━━━ Data entries

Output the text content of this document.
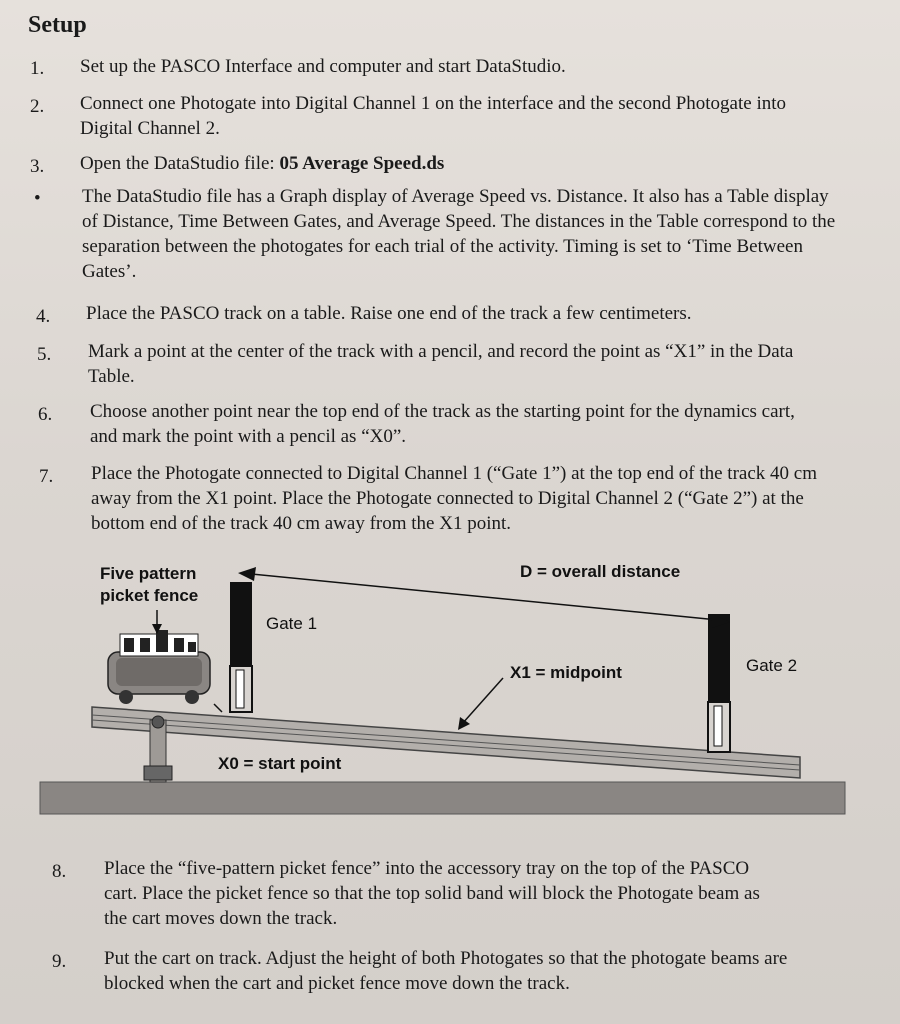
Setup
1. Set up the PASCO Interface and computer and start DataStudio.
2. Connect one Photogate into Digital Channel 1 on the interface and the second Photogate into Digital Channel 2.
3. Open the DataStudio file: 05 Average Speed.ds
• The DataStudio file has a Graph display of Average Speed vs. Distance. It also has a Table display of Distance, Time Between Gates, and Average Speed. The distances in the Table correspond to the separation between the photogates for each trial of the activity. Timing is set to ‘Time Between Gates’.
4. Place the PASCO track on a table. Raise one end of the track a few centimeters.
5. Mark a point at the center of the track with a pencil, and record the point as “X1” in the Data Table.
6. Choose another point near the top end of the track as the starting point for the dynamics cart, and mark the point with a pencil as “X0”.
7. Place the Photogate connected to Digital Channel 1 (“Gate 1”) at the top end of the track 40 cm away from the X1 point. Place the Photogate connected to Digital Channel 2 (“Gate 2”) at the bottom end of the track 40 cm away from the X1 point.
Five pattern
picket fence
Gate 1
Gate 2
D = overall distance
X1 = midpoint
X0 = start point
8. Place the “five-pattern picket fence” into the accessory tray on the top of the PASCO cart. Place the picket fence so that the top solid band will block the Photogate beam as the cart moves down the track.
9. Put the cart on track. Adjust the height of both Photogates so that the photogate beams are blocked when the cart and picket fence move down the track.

━━━━━━
━━━ Data entries

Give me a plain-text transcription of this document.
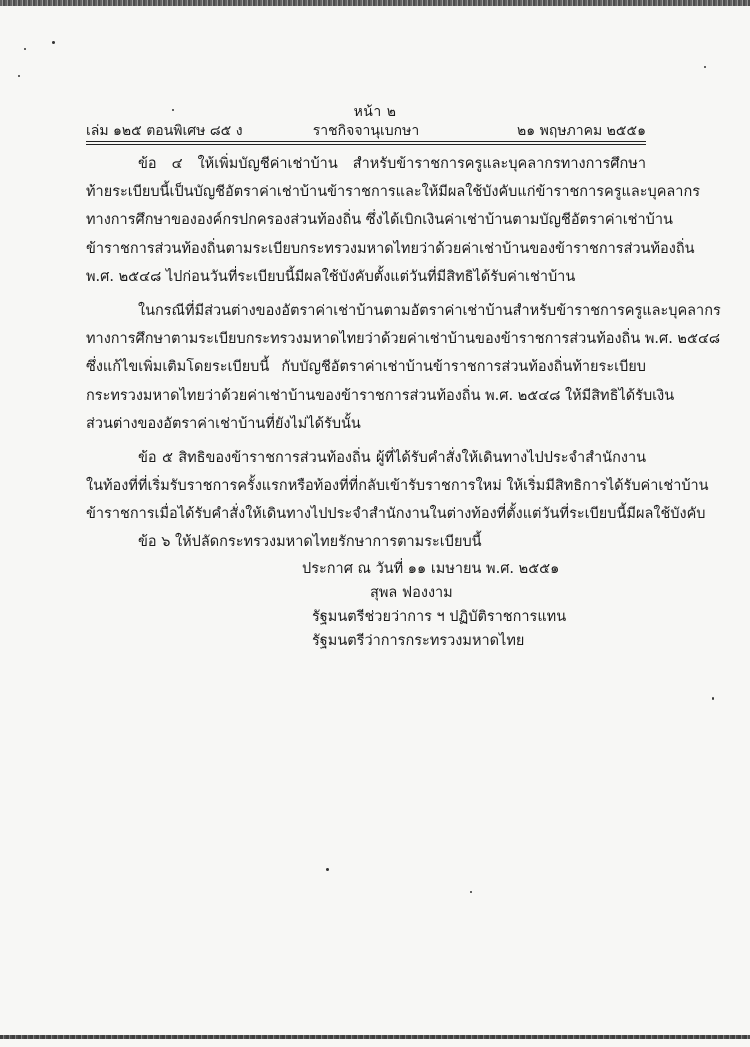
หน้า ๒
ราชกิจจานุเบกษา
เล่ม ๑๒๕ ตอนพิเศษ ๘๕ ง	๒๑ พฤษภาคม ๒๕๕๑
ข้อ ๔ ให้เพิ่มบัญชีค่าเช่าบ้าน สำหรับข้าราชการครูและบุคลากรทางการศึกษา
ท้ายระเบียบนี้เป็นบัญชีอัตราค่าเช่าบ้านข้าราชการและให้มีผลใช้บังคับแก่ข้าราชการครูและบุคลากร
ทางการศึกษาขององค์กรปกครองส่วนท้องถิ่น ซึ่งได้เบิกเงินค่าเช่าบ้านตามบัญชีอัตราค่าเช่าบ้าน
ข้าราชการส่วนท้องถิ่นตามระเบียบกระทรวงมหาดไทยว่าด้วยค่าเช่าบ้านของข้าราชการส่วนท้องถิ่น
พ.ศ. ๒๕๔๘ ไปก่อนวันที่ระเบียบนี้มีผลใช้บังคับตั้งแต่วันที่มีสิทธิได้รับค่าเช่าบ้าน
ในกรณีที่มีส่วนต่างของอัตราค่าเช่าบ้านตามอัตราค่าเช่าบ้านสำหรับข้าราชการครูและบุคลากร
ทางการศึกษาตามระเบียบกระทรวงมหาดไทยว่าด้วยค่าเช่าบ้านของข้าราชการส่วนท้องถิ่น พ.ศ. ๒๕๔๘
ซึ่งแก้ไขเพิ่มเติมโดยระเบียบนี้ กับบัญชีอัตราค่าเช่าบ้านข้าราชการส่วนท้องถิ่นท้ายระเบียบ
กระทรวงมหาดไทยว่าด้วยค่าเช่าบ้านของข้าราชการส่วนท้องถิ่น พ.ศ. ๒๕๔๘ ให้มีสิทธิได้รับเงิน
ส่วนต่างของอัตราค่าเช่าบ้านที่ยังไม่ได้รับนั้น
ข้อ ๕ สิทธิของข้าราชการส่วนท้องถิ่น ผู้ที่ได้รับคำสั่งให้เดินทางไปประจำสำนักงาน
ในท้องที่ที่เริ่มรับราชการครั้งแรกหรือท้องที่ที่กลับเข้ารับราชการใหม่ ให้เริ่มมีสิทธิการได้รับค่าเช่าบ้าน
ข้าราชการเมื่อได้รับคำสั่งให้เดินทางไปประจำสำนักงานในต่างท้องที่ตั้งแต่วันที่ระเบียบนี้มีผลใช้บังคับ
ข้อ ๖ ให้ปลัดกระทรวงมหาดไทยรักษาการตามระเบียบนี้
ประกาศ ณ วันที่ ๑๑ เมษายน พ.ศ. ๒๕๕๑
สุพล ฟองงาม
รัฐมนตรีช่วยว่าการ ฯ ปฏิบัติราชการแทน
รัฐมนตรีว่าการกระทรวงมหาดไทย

━━━━━━

Short problem: Write out each line of the data that holds the string "ายระเบ".

Worked solution:
ท้ายระเบียบนี้เป็นบัญชีอัตราค่าเช่าบ้านข้าราชการและให้มีผลใช้บังคับแก่ข้าราชการครูและบุคลากร
ซึ่งแก้ไขเพิ่มเติมโดยระเบียบนี้ กับบัญชีอัตราค่าเช่าบ้านข้าราชการส่วนท้องถิ่นท้ายระเบียบ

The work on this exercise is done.